Aufgabe 1>
Beantworten Sie anhand des Textes zur Steuerreform:
(a) Auf welche Abgaben soll das Aufkommen der Kraftfahrzeugsteuer umgelegt werden?
(b) Wann soll die steuerliche Tarifgrundlage der Einkommensteuer künftig angepasst werden?
(c) Auf welchen Wert soll der Mehrwertsteuer-Regelsatz gesenkt werden?
Aufgabe 2> Führen Sie den Text zur Steuerreform nach seinem letzten Satz weiter.

Lesetext>
════════════════════

Managementsysteme in der Steuerverwaltung
Die vorhandenen RisikoManagementsysteme in der Steuerverwaltung müssen verstärkt weiterentwickelt werden, um kostenintensive Prüfungen auf relevante Bereiche konzentrieren zu können.

Streichen von Steuerarten
Die Kraftfahrzeugsteuer kann entfallen. Ihr Aufkommen wird auf Mineralölsteuer und Maut umgelegt.

Mit der Streichung der Ermäßigung bei der Mehrwertsteuer kann zugleich die Kaffeesteuer abgeschafft werden.

Ein einheitliches Gesetz für eine Steuer auf Alkohol kann die vier bisherigen Regelungen ersetzen.

Die Rennwett- und Lotteriesteuer, die Spielbankabgabe und die Umsatzsteuer auf Spiele können zu einer Spielesteuer zusammengeführt werden.


MEILENSTEIN EINKOMMENSTEUER

Die übermäßige Belastung mittlerer Einkommen (Mittelstandsbauch) wird reduziert.

Zur weitgehenden Vermeidung der kalten Progression soll die steuerliche Tarifgrundlage künftig alle drei Jahre oder bei Überschreiten der Entwicklung der Lebenshaltungskosten von sechs Prozent angepasst werden.

Der Solidaritätszuschlag entfällt mit der Neugestaltung des Finanzausgleichs spätestens 2020.

Jeder Bürger muss in der Lage sein, seine Steuer auf der Basis einer einfachen Bemessungsgrundlage selbst auszurechnen. Deshalb soll die Einkommensteuer mit einem vier- bis fünfstufigen Staffeltarif berechnet werden. Der Eingangssteuersatz sollte weiterhin bei etwa 14 Prozent, der Spitzensteuersatz bei etwa 45 Prozent liegen.

Die Besteuerung ist so auszurichten, dass bereits durch den Lohnsteuerabzug und die Abgeltungssteuer die endgültige Steuerbelastung erreicht wird. Für weiterhin gewollte Ausnahmeregelungen sind Pauschalierungen vorzusehen.


MEILENSTEIN MEHRWERTSTEUER

Der derzeitige Mehrwertsteuer-Regelsatz kann von derzeit 19 Prozent auf etwa 16 Prozent gesenkt werden.

Ermäßigungen auf den Steuersatz von sieben Prozent werden im Zusammenhang mit anderen steuerlichen Maßnahmen für ein einfaches und transparentes Steuerrecht weitgehend aufkommensneutral beseitigt.

Für Bezieher von Transferleistungen und Niedrigeinkommen erfolgt ein entsprechender Ausgleich, soweit die Streichung von Ermäßigungen nicht durch die Senkung des Regelsteuersatzes kompensiert wird.

Die Steuerschuldnerschaft geht vom Rechnungssteller auf den Leistungsempfänger über (Reverse-Charge).

════════════════════

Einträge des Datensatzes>
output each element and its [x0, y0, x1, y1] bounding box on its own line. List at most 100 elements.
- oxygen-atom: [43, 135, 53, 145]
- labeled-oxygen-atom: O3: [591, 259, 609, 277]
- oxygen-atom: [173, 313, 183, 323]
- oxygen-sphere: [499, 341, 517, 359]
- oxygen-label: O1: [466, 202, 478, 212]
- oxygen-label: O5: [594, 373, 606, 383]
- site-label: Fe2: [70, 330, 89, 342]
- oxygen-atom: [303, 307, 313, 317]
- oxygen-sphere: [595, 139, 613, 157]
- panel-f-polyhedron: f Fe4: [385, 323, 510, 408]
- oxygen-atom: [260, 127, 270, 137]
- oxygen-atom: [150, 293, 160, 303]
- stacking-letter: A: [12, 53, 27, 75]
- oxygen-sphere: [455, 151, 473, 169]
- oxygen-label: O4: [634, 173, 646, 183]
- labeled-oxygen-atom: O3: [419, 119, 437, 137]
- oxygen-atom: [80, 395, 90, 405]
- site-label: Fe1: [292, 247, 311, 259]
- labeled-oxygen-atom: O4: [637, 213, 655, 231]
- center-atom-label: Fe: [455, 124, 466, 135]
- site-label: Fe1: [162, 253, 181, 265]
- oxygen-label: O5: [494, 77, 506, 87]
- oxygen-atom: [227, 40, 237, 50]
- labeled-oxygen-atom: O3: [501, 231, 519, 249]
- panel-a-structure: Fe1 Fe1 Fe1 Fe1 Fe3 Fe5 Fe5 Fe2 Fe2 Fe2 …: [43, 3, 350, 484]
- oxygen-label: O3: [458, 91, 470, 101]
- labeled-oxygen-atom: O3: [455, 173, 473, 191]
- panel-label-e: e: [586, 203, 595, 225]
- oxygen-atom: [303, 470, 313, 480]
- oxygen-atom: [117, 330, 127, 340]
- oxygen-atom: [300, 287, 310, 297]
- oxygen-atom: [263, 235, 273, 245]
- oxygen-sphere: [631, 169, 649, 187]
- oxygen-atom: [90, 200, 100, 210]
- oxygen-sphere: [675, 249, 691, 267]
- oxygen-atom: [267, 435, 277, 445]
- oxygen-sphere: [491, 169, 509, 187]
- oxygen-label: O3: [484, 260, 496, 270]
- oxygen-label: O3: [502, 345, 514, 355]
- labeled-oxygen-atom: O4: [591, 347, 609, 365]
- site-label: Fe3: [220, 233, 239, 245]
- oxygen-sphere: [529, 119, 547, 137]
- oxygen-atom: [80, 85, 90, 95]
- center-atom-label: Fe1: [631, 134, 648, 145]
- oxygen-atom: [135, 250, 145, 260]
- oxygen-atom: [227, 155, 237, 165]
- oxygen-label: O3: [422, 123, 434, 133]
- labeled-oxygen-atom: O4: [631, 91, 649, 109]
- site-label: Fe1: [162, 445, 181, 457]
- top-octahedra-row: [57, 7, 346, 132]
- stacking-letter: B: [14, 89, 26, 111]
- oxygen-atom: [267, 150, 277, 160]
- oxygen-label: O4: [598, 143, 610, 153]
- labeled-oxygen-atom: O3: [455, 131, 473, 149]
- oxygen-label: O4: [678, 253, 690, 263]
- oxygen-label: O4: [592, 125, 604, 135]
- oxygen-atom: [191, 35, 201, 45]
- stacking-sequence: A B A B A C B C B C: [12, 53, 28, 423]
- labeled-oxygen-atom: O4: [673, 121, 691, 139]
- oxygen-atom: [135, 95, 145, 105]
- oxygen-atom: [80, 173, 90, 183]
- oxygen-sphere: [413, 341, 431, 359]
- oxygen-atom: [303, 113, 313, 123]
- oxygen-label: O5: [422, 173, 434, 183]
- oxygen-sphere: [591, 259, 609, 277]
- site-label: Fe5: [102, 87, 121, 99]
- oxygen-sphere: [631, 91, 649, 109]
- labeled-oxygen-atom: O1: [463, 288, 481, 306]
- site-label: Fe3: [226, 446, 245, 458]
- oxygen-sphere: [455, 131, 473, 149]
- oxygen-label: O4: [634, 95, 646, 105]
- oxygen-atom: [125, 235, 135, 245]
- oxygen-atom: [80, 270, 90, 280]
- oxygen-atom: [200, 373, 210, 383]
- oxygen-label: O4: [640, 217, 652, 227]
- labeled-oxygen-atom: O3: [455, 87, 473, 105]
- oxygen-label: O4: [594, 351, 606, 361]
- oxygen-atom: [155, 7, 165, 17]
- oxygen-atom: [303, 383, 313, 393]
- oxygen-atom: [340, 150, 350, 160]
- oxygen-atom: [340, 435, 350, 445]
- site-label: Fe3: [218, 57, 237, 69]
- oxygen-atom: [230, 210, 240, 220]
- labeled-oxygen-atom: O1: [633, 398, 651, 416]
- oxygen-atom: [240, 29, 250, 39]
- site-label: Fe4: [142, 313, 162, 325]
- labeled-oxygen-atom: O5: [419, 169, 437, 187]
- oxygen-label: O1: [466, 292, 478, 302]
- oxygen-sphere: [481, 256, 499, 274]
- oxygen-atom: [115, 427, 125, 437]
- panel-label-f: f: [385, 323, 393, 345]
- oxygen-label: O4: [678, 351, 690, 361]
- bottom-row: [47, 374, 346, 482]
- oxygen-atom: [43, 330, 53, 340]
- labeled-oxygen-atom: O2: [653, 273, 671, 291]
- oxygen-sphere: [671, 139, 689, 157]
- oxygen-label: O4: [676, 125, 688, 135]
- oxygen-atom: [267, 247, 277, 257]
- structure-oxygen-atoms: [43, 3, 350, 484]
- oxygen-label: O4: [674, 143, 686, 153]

════════════════════

Schriftliche Antwort 1>
(a) Auf Mineralölsteuer und Maut.
(b) Alle drei Jahre oder wenn die Entwicklung der Lebenshaltungskosten sechs Prozent überschreitet.
(c) Auf etwa 16 Prozent.

Schriftliche Antwort 2>
Die Umsatzbesteuerung soll sich langfristig an den Zahlungsflüssen ausrichten (IST-Besteuerung).


MEILENSTEIN UNTERNEHMENSBESTEUERUNG

Wettbewerbsneutrale Gleichmäßigkeit der Besteuerung
Die Besteuerung muss im Inland, im Binnenmarkt und global weitgehend wettbewerbsneutral ausgestaltet werden. Deshalb ist eine Unternehmensbesteuerung anzustreben, die dem Grundsatz der Gleichmäßigkeit der Besteuerung folgt, die unterschiedliche Besteuerung von Eigenkapital- und Fremdfinanzierung weitgehend nivelliert sowie ein System der Gruppenbesteuerung, das für Unternehmen und Verwaltung einfach zu handhaben ist. Hierzu gehört auch die steuerneutrale Umstrukturierung von Unternehmen.

Gewerbesteuer
Die Besteuerung muss sich nach der Leistungsfähigkeit richten. Eine Besteuerung der Substanz steht dazu im Widerspruch. Die in der großen Koalition eingeführten ertragsunabhängigen und die Substanz belastenden Hinzurechnungen bei der Gewerbesteuer sollen deshalb aufkommensneutral rückgängig gemacht werden. Der Ausgleich kann über eine entsprechende Erhöhung der Körperschaftsteuer erfolgen.


MEILENSTEIN KOMMUNALSTEUERN

Gewerbesteuer
Für die Rücknahme der Substanz besteuernden Hinzurechnungen erhalten die Gemeinden den Ausgleich über einen entsprechenden Umsatzsteueranteil.

Steuerliches Zuschlagsrecht bei Kommunalfinanzen
Zur individuellen Steuerung der Finanzierung ihrer Aufgaben erhalten die Gemeinden ein Zuschlagsrecht auf die Lohn-/Einkommensteuer und die Körperschaftsteuer.

Grundsteuer
Die Grundsteuer wird reformiert. Auf der Basis einer einfachen und transparenten Bemessungsgrundlage werden die Kommunen in die Lage versetzt, die Steuer vollständig selbst zu verwalten. Hierdurch entfällt die Einheitsbewertung.

MEILENSTEIN STEUERLICHE FÖRDERUNGEN

Weiterhin als unverzichtbar erachtete Förderungen werden weitgehend aus dem steuerlichen Bereich ausgelagert und stattdessen für mehr Transparenz und Zielsicherheit durch zeitlich befristete direkte Förderprogramme ersetzt.